» **Problem to solve**: Repeat the rows below verbatim, from the first row through the row that contains "major-cell: 医学影像技术 <box>110 506 211 523</box>", including both of those rows.

» **Data entries**:
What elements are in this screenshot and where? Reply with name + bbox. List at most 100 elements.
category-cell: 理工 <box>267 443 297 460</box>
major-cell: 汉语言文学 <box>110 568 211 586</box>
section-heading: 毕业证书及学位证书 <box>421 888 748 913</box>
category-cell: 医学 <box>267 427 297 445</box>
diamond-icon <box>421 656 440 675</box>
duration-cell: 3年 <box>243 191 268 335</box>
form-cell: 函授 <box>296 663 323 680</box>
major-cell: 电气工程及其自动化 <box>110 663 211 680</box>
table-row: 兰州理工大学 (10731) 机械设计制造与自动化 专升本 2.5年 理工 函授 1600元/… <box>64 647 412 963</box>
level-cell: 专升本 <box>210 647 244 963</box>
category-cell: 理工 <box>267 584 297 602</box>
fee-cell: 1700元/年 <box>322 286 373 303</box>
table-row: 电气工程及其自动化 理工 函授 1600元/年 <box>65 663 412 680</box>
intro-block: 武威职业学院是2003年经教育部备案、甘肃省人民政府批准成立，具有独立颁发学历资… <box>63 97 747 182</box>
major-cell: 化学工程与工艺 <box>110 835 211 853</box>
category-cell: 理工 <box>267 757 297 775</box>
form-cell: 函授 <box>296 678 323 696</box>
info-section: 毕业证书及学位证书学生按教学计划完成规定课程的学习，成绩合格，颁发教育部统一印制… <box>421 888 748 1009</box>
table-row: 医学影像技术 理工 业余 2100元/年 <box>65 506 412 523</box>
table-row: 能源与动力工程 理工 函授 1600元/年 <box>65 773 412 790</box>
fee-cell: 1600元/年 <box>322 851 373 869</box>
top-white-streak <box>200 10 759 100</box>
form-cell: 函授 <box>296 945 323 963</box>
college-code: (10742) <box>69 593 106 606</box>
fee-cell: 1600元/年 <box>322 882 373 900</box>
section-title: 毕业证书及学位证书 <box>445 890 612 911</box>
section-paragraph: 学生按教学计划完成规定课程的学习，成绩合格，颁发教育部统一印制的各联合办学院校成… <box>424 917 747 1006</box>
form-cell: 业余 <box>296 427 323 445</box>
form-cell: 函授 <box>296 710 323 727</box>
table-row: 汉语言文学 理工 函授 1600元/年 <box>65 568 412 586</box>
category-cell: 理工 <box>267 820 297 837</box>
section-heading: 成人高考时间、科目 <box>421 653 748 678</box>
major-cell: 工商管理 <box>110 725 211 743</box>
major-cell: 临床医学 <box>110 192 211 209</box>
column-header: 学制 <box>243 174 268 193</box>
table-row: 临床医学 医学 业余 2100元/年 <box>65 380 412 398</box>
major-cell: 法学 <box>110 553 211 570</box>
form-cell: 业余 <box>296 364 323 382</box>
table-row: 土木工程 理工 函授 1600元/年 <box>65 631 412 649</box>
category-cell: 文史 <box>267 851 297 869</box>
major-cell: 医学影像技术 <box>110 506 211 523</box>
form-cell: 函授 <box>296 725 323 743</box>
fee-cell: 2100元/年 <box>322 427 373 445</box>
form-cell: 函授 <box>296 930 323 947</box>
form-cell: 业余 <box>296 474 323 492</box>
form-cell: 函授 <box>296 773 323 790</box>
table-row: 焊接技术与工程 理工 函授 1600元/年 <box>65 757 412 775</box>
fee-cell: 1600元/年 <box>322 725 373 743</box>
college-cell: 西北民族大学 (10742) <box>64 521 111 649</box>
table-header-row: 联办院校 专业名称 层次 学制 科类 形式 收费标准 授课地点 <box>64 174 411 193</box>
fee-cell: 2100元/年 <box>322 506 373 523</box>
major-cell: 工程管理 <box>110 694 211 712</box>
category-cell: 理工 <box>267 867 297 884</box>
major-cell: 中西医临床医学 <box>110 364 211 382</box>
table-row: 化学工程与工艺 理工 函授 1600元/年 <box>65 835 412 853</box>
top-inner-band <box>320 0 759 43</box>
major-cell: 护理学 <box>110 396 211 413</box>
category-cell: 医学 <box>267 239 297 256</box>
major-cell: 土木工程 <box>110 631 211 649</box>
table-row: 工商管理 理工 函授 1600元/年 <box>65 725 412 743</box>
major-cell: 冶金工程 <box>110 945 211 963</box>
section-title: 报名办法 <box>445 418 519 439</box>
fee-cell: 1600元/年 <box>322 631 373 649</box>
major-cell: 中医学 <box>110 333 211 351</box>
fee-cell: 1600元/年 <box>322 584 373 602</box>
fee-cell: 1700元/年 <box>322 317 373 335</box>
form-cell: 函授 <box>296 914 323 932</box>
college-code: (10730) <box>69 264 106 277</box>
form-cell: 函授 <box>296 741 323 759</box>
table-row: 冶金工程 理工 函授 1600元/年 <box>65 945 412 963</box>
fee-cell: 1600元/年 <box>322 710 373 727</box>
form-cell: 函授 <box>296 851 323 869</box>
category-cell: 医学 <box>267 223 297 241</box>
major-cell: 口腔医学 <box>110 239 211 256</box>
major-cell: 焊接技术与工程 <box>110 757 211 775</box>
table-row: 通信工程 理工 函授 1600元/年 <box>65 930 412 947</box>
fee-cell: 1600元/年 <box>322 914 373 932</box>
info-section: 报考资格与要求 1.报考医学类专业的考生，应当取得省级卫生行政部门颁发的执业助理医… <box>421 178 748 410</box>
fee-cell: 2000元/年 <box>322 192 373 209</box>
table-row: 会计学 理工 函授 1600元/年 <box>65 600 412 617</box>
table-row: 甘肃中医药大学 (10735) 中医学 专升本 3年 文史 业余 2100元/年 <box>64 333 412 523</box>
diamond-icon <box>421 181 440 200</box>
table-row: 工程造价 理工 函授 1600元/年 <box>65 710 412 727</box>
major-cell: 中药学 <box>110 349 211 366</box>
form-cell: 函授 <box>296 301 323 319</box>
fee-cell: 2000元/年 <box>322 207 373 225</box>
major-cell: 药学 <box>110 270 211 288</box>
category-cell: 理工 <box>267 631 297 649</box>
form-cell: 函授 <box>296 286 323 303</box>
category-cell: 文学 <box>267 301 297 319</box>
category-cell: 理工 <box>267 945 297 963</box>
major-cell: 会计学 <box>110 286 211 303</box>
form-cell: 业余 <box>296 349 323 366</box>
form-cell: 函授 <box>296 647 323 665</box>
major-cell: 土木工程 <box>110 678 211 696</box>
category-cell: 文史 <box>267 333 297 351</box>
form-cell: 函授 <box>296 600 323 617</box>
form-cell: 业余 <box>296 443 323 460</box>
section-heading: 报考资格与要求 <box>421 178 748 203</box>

» **Finished exercise**:
What elements are in this screenshot and where? Reply with name + bbox. List at most 100 elements.
category-cell: 理工 <box>267 443 297 460</box>
major-cell: 汉语言文学 <box>110 568 211 586</box>
section-heading: 毕业证书及学位证书 <box>421 888 748 913</box>
category-cell: 医学 <box>267 427 297 445</box>
diamond-icon <box>421 656 440 675</box>
duration-cell: 3年 <box>243 191 268 335</box>
form-cell: 函授 <box>296 663 323 680</box>
major-cell: 电气工程及其自动化 <box>110 663 211 680</box>
table-row: 兰州理工大学 (10731) 机械设计制造与自动化 专升本 2.5年 理工 函授 1600元/… <box>64 647 412 963</box>
level-cell: 专升本 <box>210 647 244 963</box>
category-cell: 理工 <box>267 584 297 602</box>
fee-cell: 1700元/年 <box>322 286 373 303</box>
table-row: 电气工程及其自动化 理工 函授 1600元/年 <box>65 663 412 680</box>
intro-block: 武威职业学院是2003年经教育部备案、甘肃省人民政府批准成立，具有独立颁发学历资… <box>63 97 747 182</box>
major-cell: 化学工程与工艺 <box>110 835 211 853</box>
category-cell: 理工 <box>267 757 297 775</box>
form-cell: 函授 <box>296 678 323 696</box>
info-section: 毕业证书及学位证书学生按教学计划完成规定课程的学习，成绩合格，颁发教育部统一印制… <box>421 888 748 1009</box>
table-row: 医学影像技术 理工 业余 2100元/年 <box>65 506 412 523</box>
table-row: 能源与动力工程 理工 函授 1600元/年 <box>65 773 412 790</box>
fee-cell: 1600元/年 <box>322 851 373 869</box>
top-white-streak <box>200 10 759 100</box>
form-cell: 函授 <box>296 945 323 963</box>
college-code: (10742) <box>69 593 106 606</box>
fee-cell: 1600元/年 <box>322 882 373 900</box>
section-title: 毕业证书及学位证书 <box>445 890 612 911</box>
section-paragraph: 学生按教学计划完成规定课程的学习，成绩合格，颁发教育部统一印制的各联合办学院校成… <box>424 917 747 1006</box>
form-cell: 业余 <box>296 427 323 445</box>
form-cell: 函授 <box>296 710 323 727</box>
table-row: 汉语言文学 理工 函授 1600元/年 <box>65 568 412 586</box>
category-cell: 理工 <box>267 820 297 837</box>
section-heading: 成人高考时间、科目 <box>421 653 748 678</box>
major-cell: 工商管理 <box>110 725 211 743</box>
major-cell: 临床医学 <box>110 192 211 209</box>
column-header: 学制 <box>243 174 268 193</box>
table-row: 临床医学 医学 业余 2100元/年 <box>65 380 412 398</box>
major-cell: 法学 <box>110 553 211 570</box>
form-cell: 业余 <box>296 364 323 382</box>
table-row: 土木工程 理工 函授 1600元/年 <box>65 631 412 649</box>
category-cell: 文史 <box>267 851 297 869</box>
major-cell: 医学影像技术 <box>110 506 211 523</box>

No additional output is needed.